== Provided material
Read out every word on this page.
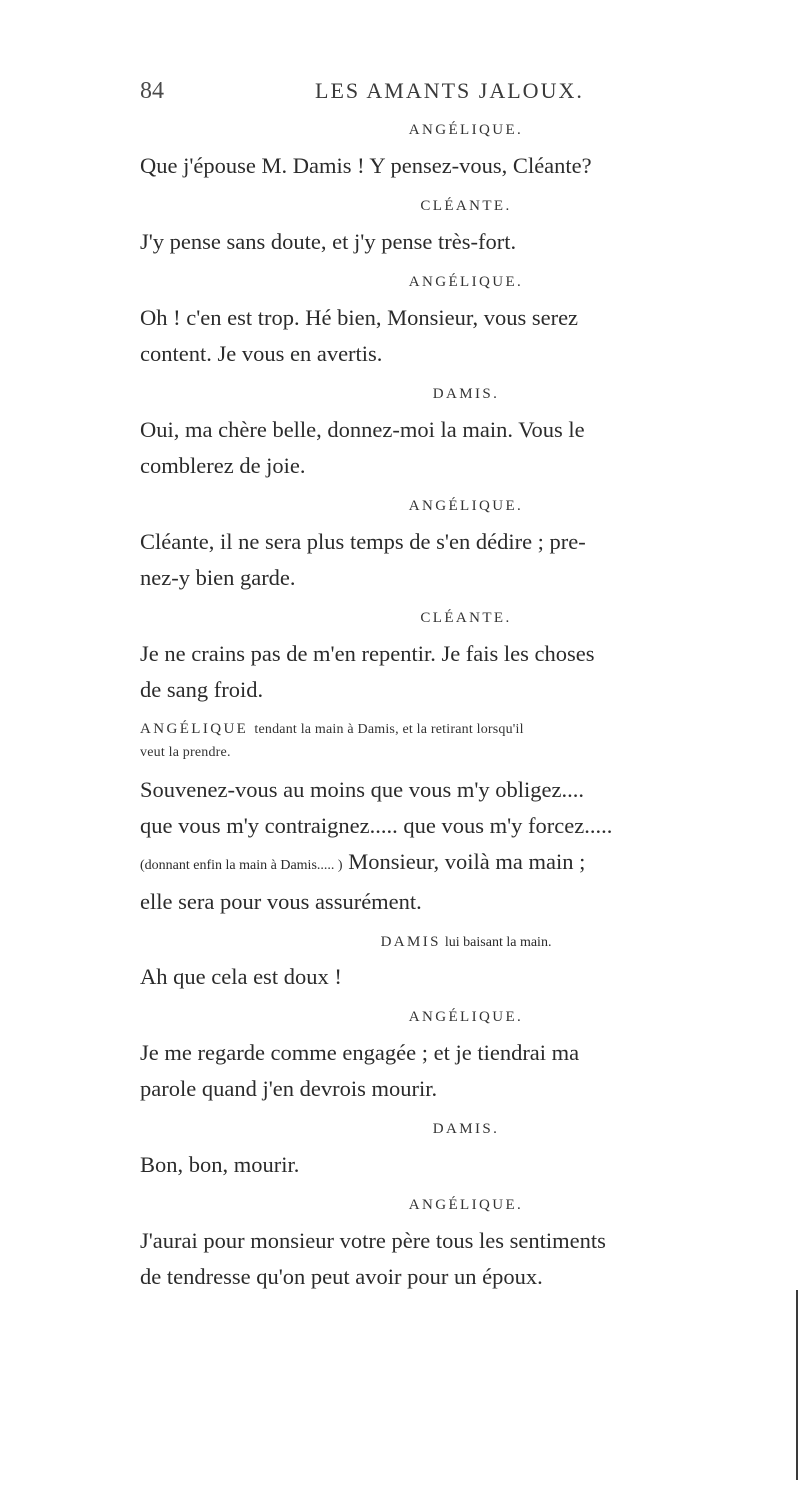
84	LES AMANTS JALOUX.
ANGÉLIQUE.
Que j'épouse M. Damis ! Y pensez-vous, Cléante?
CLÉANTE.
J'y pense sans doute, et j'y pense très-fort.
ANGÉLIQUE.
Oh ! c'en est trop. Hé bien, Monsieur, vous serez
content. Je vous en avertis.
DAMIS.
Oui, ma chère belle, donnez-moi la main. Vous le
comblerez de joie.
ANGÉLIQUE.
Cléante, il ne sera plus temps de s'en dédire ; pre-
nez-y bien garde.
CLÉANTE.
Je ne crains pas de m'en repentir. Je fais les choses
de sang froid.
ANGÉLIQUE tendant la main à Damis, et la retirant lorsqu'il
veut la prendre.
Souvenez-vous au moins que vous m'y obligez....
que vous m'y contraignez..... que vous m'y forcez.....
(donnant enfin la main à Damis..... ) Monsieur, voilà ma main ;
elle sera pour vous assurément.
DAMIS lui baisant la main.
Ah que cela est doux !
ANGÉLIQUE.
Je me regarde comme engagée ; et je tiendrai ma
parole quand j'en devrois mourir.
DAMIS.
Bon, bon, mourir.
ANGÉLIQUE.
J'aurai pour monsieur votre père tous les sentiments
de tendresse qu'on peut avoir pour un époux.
====
== Provided material
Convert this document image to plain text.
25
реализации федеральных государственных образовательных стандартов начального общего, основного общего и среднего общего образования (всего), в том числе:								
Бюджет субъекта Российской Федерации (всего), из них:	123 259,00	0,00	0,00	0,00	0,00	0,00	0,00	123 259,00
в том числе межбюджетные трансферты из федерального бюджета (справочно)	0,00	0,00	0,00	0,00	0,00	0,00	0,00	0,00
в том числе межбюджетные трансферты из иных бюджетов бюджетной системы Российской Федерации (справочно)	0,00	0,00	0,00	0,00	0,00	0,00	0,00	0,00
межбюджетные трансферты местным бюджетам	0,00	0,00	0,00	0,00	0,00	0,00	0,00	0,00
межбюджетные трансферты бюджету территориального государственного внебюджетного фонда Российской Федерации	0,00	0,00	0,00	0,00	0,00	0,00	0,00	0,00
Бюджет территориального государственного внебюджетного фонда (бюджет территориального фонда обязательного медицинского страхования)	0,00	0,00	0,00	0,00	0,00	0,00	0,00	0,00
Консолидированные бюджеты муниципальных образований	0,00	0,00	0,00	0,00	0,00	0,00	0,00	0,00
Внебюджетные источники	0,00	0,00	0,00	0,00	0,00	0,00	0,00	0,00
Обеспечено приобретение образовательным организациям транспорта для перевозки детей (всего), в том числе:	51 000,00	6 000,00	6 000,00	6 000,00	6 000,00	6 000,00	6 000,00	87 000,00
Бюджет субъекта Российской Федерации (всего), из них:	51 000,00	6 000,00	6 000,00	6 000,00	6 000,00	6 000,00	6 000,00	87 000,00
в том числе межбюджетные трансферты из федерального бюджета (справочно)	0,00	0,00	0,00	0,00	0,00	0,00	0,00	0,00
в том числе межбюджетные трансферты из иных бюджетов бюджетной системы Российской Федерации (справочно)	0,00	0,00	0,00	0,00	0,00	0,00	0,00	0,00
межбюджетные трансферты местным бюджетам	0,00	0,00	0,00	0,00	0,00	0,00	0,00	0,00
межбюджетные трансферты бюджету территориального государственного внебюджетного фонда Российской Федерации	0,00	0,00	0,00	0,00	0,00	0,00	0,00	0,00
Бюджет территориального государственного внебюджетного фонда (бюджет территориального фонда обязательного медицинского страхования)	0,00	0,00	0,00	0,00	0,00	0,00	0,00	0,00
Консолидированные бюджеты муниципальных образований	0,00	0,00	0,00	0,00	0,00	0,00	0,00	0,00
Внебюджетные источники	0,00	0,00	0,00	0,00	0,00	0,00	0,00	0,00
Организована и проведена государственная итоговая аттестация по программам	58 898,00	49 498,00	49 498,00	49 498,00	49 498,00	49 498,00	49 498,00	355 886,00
====
== Provided material
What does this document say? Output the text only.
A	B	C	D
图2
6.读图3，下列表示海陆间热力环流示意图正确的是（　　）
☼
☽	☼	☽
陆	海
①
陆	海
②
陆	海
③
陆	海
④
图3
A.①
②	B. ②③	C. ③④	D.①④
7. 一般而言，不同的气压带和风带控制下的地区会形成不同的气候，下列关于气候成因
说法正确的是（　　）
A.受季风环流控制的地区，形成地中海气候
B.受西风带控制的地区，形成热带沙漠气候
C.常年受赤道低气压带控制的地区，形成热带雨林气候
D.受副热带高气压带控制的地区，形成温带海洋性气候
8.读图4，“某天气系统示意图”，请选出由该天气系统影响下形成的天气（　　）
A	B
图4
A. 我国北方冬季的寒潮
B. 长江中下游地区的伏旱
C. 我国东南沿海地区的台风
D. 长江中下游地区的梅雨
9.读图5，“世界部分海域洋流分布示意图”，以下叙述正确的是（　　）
====
Goal of the exercise:
Each line holding "text" must be found and copied.

Solution to this problem:
Convert this document image to plain text.
What does this document say? Output the text only.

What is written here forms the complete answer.